[start of Dataset rows]
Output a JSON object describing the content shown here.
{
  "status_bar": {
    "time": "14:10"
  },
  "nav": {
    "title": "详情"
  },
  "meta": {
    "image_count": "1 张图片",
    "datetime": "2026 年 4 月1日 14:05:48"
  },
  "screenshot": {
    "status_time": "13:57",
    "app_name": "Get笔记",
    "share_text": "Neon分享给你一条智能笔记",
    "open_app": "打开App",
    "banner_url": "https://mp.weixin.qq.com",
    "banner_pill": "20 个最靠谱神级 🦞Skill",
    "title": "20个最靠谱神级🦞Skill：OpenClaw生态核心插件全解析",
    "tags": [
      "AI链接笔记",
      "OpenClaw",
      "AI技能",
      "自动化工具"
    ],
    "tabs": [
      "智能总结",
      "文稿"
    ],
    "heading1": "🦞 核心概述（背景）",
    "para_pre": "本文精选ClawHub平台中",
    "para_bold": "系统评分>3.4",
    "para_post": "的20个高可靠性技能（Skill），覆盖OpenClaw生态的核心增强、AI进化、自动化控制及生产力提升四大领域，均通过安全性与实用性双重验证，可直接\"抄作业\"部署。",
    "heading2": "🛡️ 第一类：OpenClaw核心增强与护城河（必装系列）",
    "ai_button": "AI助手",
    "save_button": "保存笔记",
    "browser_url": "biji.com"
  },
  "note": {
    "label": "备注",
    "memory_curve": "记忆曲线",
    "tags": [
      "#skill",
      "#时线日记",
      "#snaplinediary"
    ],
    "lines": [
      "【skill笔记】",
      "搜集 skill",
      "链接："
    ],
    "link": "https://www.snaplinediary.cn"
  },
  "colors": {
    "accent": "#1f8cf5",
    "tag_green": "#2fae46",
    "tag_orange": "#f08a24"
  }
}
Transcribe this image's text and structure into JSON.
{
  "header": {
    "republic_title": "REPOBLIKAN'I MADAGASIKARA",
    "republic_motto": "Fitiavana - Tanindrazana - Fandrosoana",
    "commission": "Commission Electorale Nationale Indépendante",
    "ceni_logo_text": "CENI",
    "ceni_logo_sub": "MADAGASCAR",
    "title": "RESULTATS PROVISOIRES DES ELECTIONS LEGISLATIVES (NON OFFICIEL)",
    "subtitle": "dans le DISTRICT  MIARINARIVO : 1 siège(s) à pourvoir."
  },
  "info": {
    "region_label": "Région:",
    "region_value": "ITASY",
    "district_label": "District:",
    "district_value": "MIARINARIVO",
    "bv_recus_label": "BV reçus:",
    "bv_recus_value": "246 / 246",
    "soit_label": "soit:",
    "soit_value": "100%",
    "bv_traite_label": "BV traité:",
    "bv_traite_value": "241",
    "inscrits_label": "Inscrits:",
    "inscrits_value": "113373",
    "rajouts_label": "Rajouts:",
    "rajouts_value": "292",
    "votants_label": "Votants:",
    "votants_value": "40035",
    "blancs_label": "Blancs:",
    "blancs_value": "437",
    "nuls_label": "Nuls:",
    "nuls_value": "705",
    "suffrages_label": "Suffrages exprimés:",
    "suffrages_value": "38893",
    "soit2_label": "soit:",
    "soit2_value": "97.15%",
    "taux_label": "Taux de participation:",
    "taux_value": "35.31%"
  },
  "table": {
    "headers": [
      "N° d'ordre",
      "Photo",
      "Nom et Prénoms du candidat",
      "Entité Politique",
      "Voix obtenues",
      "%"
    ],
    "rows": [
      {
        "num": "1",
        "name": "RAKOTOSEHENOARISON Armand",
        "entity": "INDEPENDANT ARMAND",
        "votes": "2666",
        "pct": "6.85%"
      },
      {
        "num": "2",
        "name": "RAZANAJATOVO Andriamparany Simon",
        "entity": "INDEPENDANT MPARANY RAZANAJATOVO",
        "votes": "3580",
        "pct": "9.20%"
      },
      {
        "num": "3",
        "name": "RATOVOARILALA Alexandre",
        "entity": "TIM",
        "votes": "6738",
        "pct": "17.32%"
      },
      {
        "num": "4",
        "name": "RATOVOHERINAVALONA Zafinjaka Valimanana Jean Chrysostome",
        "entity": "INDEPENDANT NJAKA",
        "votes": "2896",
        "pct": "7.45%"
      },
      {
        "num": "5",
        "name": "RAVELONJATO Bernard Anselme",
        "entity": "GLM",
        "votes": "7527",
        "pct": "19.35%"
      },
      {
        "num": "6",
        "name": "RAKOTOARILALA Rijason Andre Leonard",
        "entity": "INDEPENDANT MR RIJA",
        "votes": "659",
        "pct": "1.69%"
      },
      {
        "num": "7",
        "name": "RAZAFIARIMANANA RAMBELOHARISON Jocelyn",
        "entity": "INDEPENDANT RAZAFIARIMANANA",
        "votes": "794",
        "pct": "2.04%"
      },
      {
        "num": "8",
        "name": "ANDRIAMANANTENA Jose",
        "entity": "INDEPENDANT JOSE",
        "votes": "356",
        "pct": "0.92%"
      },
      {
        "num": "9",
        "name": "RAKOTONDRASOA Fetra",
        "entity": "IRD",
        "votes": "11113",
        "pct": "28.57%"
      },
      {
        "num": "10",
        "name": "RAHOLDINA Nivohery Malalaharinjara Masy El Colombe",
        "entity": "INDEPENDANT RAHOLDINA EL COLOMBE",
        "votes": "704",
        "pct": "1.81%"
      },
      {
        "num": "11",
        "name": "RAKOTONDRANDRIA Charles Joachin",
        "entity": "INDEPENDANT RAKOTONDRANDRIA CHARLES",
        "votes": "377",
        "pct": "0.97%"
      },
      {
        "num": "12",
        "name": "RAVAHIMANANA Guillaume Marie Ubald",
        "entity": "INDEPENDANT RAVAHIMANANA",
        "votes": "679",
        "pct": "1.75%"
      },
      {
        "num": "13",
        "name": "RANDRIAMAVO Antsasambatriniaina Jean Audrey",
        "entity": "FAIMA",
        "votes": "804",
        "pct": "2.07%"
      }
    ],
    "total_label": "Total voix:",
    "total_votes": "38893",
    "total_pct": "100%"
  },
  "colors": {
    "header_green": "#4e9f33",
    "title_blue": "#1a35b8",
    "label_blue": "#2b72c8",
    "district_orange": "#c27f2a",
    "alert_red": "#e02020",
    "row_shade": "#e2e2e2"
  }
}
[end of Dataset rows]
§ **Exercise description**
Your task is to repeat the data exactly; please include every line.

§ **Correct result**
Output a JSON object describing the content shown here.
{
  "status_bar": {
    "time": "14:10"
  },
  "nav": {
    "title": "详情"
  },
  "meta": {
    "image_count": "1 张图片",
    "datetime": "2026 年 4 月1日 14:05:48"
  },
  "screenshot": {
    "status_time": "13:57",
    "app_name": "Get笔记",
    "share_text": "Neon分享给你一条智能笔记",
    "open_app": "打开App",
    "banner_url": "https://mp.weixin.qq.com",
    "banner_pill": "20 个最靠谱神级 🦞Skill",
    "title": "20个最靠谱神级🦞Skill：OpenClaw生态核心插件全解析",
    "tags": [
      "AI链接笔记",
      "OpenClaw",
      "AI技能",
      "自动化工具"
    ],
    "tabs": [
      "智能总结",
      "文稿"
    ],
    "heading1": "🦞 核心概述（背景）",
    "para_pre": "本文精选ClawHub平台中",
    "para_bold": "系统评分>3.4",
    "para_post": "的20个高可靠性技能（Skill），覆盖OpenClaw生态的核心增强、AI进化、自动化控制及生产力提升四大领域，均通过安全性与实用性双重验证，可直接\"抄作业\"部署。",
    "heading2": "🛡️ 第一类：OpenClaw核心增强与护城河（必装系列）",
    "ai_button": "AI助手",
    "save_button": "保存笔记",
    "browser_url": "biji.com"
  },
  "note": {
    "label": "备注",
    "memory_curve": "记忆曲线",
    "tags": [
      "#skill",
      "#时线日记",
      "#snaplinediary"
    ],
    "lines": [
      "【skill笔记】",
      "搜集 skill",
      "链接："
    ],
    "link": "https://www.snaplinediary.cn"
  },
  "colors": {
    "accent": "#1f8cf5",
    "tag_green": "#2fae46",
    "tag_orange": "#f08a24"
  }
}
Transcribe this image's text and structure into JSON.
{
  "header": {
    "republic_title": "REPOBLIKAN'I MADAGASIKARA",
    "republic_motto": "Fitiavana - Tanindrazana - Fandrosoana",
    "commission": "Commission Electorale Nationale Indépendante",
    "ceni_logo_text": "CENI",
    "ceni_logo_sub": "MADAGASCAR",
    "title": "RESULTATS PROVISOIRES DES ELECTIONS LEGISLATIVES (NON OFFICIEL)",
    "subtitle": "dans le DISTRICT  MIARINARIVO : 1 siège(s) à pourvoir."
  },
  "info": {
    "region_label": "Région:",
    "region_value": "ITASY",
    "district_label": "District:",
    "district_value": "MIARINARIVO",
    "bv_recus_label": "BV reçus:",
    "bv_recus_value": "246 / 246",
    "soit_label": "soit:",
    "soit_value": "100%",
    "bv_traite_label": "BV traité:",
    "bv_traite_value": "241",
    "inscrits_label": "Inscrits:",
    "inscrits_value": "113373",
    "rajouts_label": "Rajouts:",
    "rajouts_value": "292",
    "votants_label": "Votants:",
    "votants_value": "40035",
    "blancs_label": "Blancs:",
    "blancs_value": "437",
    "nuls_label": "Nuls:",
    "nuls_value": "705",
    "suffrages_label": "Suffrages exprimés:",
    "suffrages_value": "38893",
    "soit2_label": "soit:",
    "soit2_value": "97.15%",
    "taux_label": "Taux de participation:",
    "taux_value": "35.31%"
  },
  "table": {
    "headers": [
      "N° d'ordre",
      "Photo",
      "Nom et Prénoms du candidat",
      "Entité Politique",
      "Voix obtenues",
      "%"
    ],
    "rows": [
      {
        "num": "1",
        "name": "RAKOTOSEHENOARISON Armand",
        "entity": "INDEPENDANT ARMAND",
        "votes": "2666",
        "pct": "6.85%"
      },
      {
        "num": "2",
        "name": "RAZANAJATOVO Andriamparany Simon",
        "entity": "INDEPENDANT MPARANY RAZANAJATOVO",
        "votes": "3580",
        "pct": "9.20%"
      },
      {
        "num": "3",
        "name": "RATOVOARILALA Alexandre",
        "entity": "TIM",
        "votes": "6738",
        "pct": "17.32%"
      },
      {
        "num": "4",
        "name": "RATOVOHERINAVALONA Zafinjaka Valimanana Jean Chrysostome",
        "entity": "INDEPENDANT NJAKA",
        "votes": "2896",
        "pct": "7.45%"
      },
      {
        "num": "5",
        "name": "RAVELONJATO Bernard Anselme",
        "entity": "GLM",
        "votes": "7527",
        "pct": "19.35%"
      },
      {
        "num": "6",
        "name": "RAKOTOARILALA Rijason Andre Leonard",
        "entity": "INDEPENDANT MR RIJA",
        "votes": "659",
        "pct": "1.69%"
      },
      {
        "num": "7",
        "name": "RAZAFIARIMANANA RAMBELOHARISON Jocelyn",
        "entity": "INDEPENDANT RAZAFIARIMANANA",
        "votes": "794",
        "pct": "2.04%"
      },
      {
        "num": "8",
        "name": "ANDRIAMANANTENA Jose",
        "entity": "INDEPENDANT JOSE",
        "votes": "356",
        "pct": "0.92%"
      },
      {
        "num": "9",
        "name": "RAKOTONDRASOA Fetra",
        "entity": "IRD",
        "votes": "11113",
        "pct": "28.57%"
      },
      {
        "num": "10",
        "name": "RAHOLDINA Nivohery Malalaharinjara Masy El Colombe",
        "entity": "INDEPENDANT RAHOLDINA EL COLOMBE",
        "votes": "704",
        "pct": "1.81%"
      },
      {
        "num": "11",
        "name": "RAKOTONDRANDRIA Charles Joachin",
        "entity": "INDEPENDANT RAKOTONDRANDRIA CHARLES",
        "votes": "377",
        "pct": "0.97%"
      },
      {
        "num": "12",
        "name": "RAVAHIMANANA Guillaume Marie Ubald",
        "entity": "INDEPENDANT RAVAHIMANANA",
        "votes": "679",
        "pct": "1.75%"
      },
      {
        "num": "13",
        "name": "RANDRIAMAVO Antsasambatriniaina Jean Audrey",
        "entity": "FAIMA",
        "votes": "804",
        "pct": "2.07%"
      }
    ],
    "total_label": "Total voix:",
    "total_votes": "38893",
    "total_pct": "100%"
  },
  "colors": {
    "header_green": "#4e9f33",
    "title_blue": "#1a35b8",
    "label_blue": "#2b72c8",
    "district_orange": "#c27f2a",
    "alert_red": "#e02020",
    "row_shade": "#e2e2e2"
  }
}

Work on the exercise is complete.